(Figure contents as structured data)

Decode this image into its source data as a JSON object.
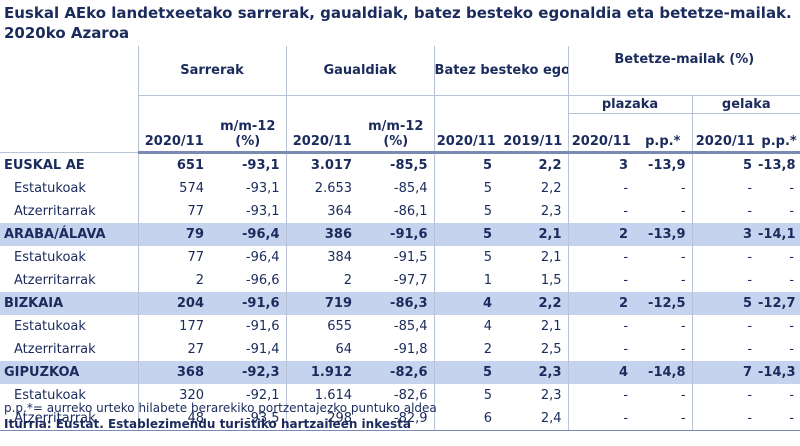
{
  "title": "Euskal AEko landetxeetako sarrerak, gaualdiak, batez besteko egonaldia eta betetze-mailak. 2020ko Azaroa",
  "headers": {
    "sarrerak": "Sarrerak",
    "gaualdiak": "Gaualdiak",
    "egonaldia": "Batez besteko egonaldia",
    "betetze": "Betetze-mailak (%)",
    "plazaka": "plazaka",
    "gelaka": "gelaka",
    "y2020": "2020/11",
    "y2019": "2019/11",
    "mm12_line1": "m/m-12",
    "mm12_line2": "(%)",
    "pp": "p.p.*"
  },
  "rows": [
    {
      "label": "EUSKAL AE",
      "kind": "region first",
      "v": [
        "651",
        "-93,1",
        "3.017",
        "-85,5",
        "5",
        "2,2",
        "3",
        "-13,9",
        "5",
        "-13,8"
      ]
    },
    {
      "label": "Estatukoak",
      "kind": "sub1",
      "v": [
        "574",
        "-93,1",
        "2.653",
        "-85,4",
        "5",
        "2,2",
        "-",
        "-",
        "-",
        "-"
      ]
    },
    {
      "label": "Atzerritarrak",
      "kind": "sub1",
      "v": [
        "77",
        "-93,1",
        "364",
        "-86,1",
        "5",
        "2,3",
        "-",
        "-",
        "-",
        "-"
      ]
    },
    {
      "label": "ARABA/ÁLAVA",
      "kind": "region",
      "v": [
        "79",
        "-96,4",
        "386",
        "-91,6",
        "5",
        "2,1",
        "2",
        "-13,9",
        "3",
        "-14,1"
      ]
    },
    {
      "label": "Estatukoak",
      "kind": "sub1",
      "v": [
        "77",
        "-96,4",
        "384",
        "-91,5",
        "5",
        "2,1",
        "-",
        "-",
        "-",
        "-"
      ]
    },
    {
      "label": "Atzerritarrak",
      "kind": "sub1",
      "v": [
        "2",
        "-96,6",
        "2",
        "-97,7",
        "1",
        "1,5",
        "-",
        "-",
        "-",
        "-"
      ]
    },
    {
      "label": "BIZKAIA",
      "kind": "region",
      "v": [
        "204",
        "-91,6",
        "719",
        "-86,3",
        "4",
        "2,2",
        "2",
        "-12,5",
        "5",
        "-12,7"
      ]
    },
    {
      "label": "Estatukoak",
      "kind": "sub1",
      "v": [
        "177",
        "-91,6",
        "655",
        "-85,4",
        "4",
        "2,1",
        "-",
        "-",
        "-",
        "-"
      ]
    },
    {
      "label": "Atzerritarrak",
      "kind": "sub1",
      "v": [
        "27",
        "-91,4",
        "64",
        "-91,8",
        "2",
        "2,5",
        "-",
        "-",
        "-",
        "-"
      ]
    },
    {
      "label": "GIPUZKOA",
      "kind": "region",
      "v": [
        "368",
        "-92,3",
        "1.912",
        "-82,6",
        "5",
        "2,3",
        "4",
        "-14,8",
        "7",
        "-14,3"
      ]
    },
    {
      "label": "Estatukoak",
      "kind": "sub1",
      "v": [
        "320",
        "-92,1",
        "1.614",
        "-82,6",
        "5",
        "2,3",
        "-",
        "-",
        "-",
        "-"
      ]
    },
    {
      "label": "Atzerritarrak",
      "kind": "sub1 last",
      "v": [
        "48",
        "-93,5",
        "298",
        "-82,9",
        "6",
        "2,4",
        "-",
        "-",
        "-",
        "-"
      ]
    }
  ],
  "footnote": "p.p.*= aurreko urteko hilabete berarekiko portzentajezko puntuko aldea",
  "source": "Iturria: Eustat. Establezimendu turistiko hartzaileen inkesta"
}
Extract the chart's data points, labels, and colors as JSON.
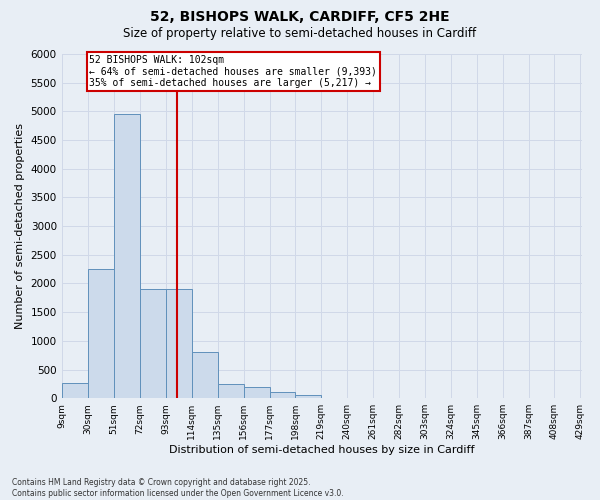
{
  "title1": "52, BISHOPS WALK, CARDIFF, CF5 2HE",
  "title2": "Size of property relative to semi-detached houses in Cardiff",
  "xlabel": "Distribution of semi-detached houses by size in Cardiff",
  "ylabel": "Number of semi-detached properties",
  "property_size": 102,
  "annotation_line1": "52 BISHOPS WALK: 102sqm",
  "annotation_line2": "← 64% of semi-detached houses are smaller (9,393)",
  "annotation_line3": "35% of semi-detached houses are larger (5,217) →",
  "bar_color": "#ccdaeb",
  "bar_edge_color": "#6090bb",
  "vline_color": "#cc0000",
  "bg_color": "#e8eef5",
  "footnote1": "Contains HM Land Registry data © Crown copyright and database right 2025.",
  "footnote2": "Contains public sector information licensed under the Open Government Licence v3.0.",
  "bin_starts": [
    9,
    30,
    51,
    72,
    93,
    114,
    135,
    156,
    177,
    198,
    219,
    240,
    261,
    282,
    303,
    324,
    345,
    366,
    387,
    408
  ],
  "bin_width": 21,
  "counts": [
    270,
    2250,
    4950,
    1900,
    1900,
    800,
    250,
    200,
    100,
    60,
    0,
    0,
    0,
    0,
    0,
    0,
    0,
    0,
    0,
    0
  ],
  "ylim_max": 6000,
  "ytick_step": 500,
  "figwidth": 6.0,
  "figheight": 5.0,
  "dpi": 100
}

■ DIRECTIONS FOR THIS TASK ■
Reproduce the whole listing exactly, but not the images in it.

■ EXPECTED OUTPUT ■
Decode this image into its source data as a JSON object.
{
  "title": "Euskal AEko landetxeetako sarrerak, gaualdiak, batez besteko egonaldia eta betetze-mailak. 2020ko Azaroa",
  "headers": {
    "sarrerak": "Sarrerak",
    "gaualdiak": "Gaualdiak",
    "egonaldia": "Batez besteko egonaldia",
    "betetze": "Betetze-mailak (%)",
    "plazaka": "plazaka",
    "gelaka": "gelaka",
    "y2020": "2020/11",
    "y2019": "2019/11",
    "mm12_line1": "m/m-12",
    "mm12_line2": "(%)",
    "pp": "p.p.*"
  },
  "rows": [
    {
      "label": "EUSKAL AE",
      "kind": "region first",
      "v": [
        "651",
        "-93,1",
        "3.017",
        "-85,5",
        "5",
        "2,2",
        "3",
        "-13,9",
        "5",
        "-13,8"
      ]
    },
    {
      "label": "Estatukoak",
      "kind": "sub1",
      "v": [
        "574",
        "-93,1",
        "2.653",
        "-85,4",
        "5",
        "2,2",
        "-",
        "-",
        "-",
        "-"
      ]
    },
    {
      "label": "Atzerritarrak",
      "kind": "sub1",
      "v": [
        "77",
        "-93,1",
        "364",
        "-86,1",
        "5",
        "2,3",
        "-",
        "-",
        "-",
        "-"
      ]
    },
    {
      "label": "ARABA/ÁLAVA",
      "kind": "region",
      "v": [
        "79",
        "-96,4",
        "386",
        "-91,6",
        "5",
        "2,1",
        "2",
        "-13,9",
        "3",
        "-14,1"
      ]
    },
    {
      "label": "Estatukoak",
      "kind": "sub1",
      "v": [
        "77",
        "-96,4",
        "384",
        "-91,5",
        "5",
        "2,1",
        "-",
        "-",
        "-",
        "-"
      ]
    },
    {
      "label": "Atzerritarrak",
      "kind": "sub1",
      "v": [
        "2",
        "-96,6",
        "2",
        "-97,7",
        "1",
        "1,5",
        "-",
        "-",
        "-",
        "-"
      ]
    },
    {
      "label": "BIZKAIA",
      "kind": "region",
      "v": [
        "204",
        "-91,6",
        "719",
        "-86,3",
        "4",
        "2,2",
        "2",
        "-12,5",
        "5",
        "-12,7"
      ]
    },
    {
      "label": "Estatukoak",
      "kind": "sub1",
      "v": [
        "177",
        "-91,6",
        "655",
        "-85,4",
        "4",
        "2,1",
        "-",
        "-",
        "-",
        "-"
      ]
    },
    {
      "label": "Atzerritarrak",
      "kind": "sub1",
      "v": [
        "27",
        "-91,4",
        "64",
        "-91,8",
        "2",
        "2,5",
        "-",
        "-",
        "-",
        "-"
      ]
    },
    {
      "label": "GIPUZKOA",
      "kind": "region",
      "v": [
        "368",
        "-92,3",
        "1.912",
        "-82,6",
        "5",
        "2,3",
        "4",
        "-14,8",
        "7",
        "-14,3"
      ]
    },
    {
      "label": "Estatukoak",
      "kind": "sub1",
      "v": [
        "320",
        "-92,1",
        "1.614",
        "-82,6",
        "5",
        "2,3",
        "-",
        "-",
        "-",
        "-"
      ]
    },
    {
      "label": "Atzerritarrak",
      "kind": "sub1 last",
      "v": [
        "48",
        "-93,5",
        "298",
        "-82,9",
        "6",
        "2,4",
        "-",
        "-",
        "-",
        "-"
      ]
    }
  ],
  "footnote": "p.p.*= aurreko urteko hilabete berarekiko portzentajezko puntuko aldea",
  "source": "Iturria: Eustat. Establezimendu turistiko hartzaileen inkesta"
}
Extract the chart's data points, labels, and colors as JSON.
{
  "title1": "52, BISHOPS WALK, CARDIFF, CF5 2HE",
  "title2": "Size of property relative to semi-detached houses in Cardiff",
  "xlabel": "Distribution of semi-detached houses by size in Cardiff",
  "ylabel": "Number of semi-detached properties",
  "property_size": 102,
  "annotation_line1": "52 BISHOPS WALK: 102sqm",
  "annotation_line2": "← 64% of semi-detached houses are smaller (9,393)",
  "annotation_line3": "35% of semi-detached houses are larger (5,217) →",
  "bar_color": "#ccdaeb",
  "bar_edge_color": "#6090bb",
  "vline_color": "#cc0000",
  "bg_color": "#e8eef5",
  "footnote1": "Contains HM Land Registry data © Crown copyright and database right 2025.",
  "footnote2": "Contains public sector information licensed under the Open Government Licence v3.0.",
  "bin_starts": [
    9,
    30,
    51,
    72,
    93,
    114,
    135,
    156,
    177,
    198,
    219,
    240,
    261,
    282,
    303,
    324,
    345,
    366,
    387,
    408
  ],
  "bin_width": 21,
  "counts": [
    270,
    2250,
    4950,
    1900,
    1900,
    800,
    250,
    200,
    100,
    60,
    0,
    0,
    0,
    0,
    0,
    0,
    0,
    0,
    0,
    0
  ],
  "ylim_max": 6000,
  "ytick_step": 500,
  "figwidth": 6.0,
  "figheight": 5.0,
  "dpi": 100
}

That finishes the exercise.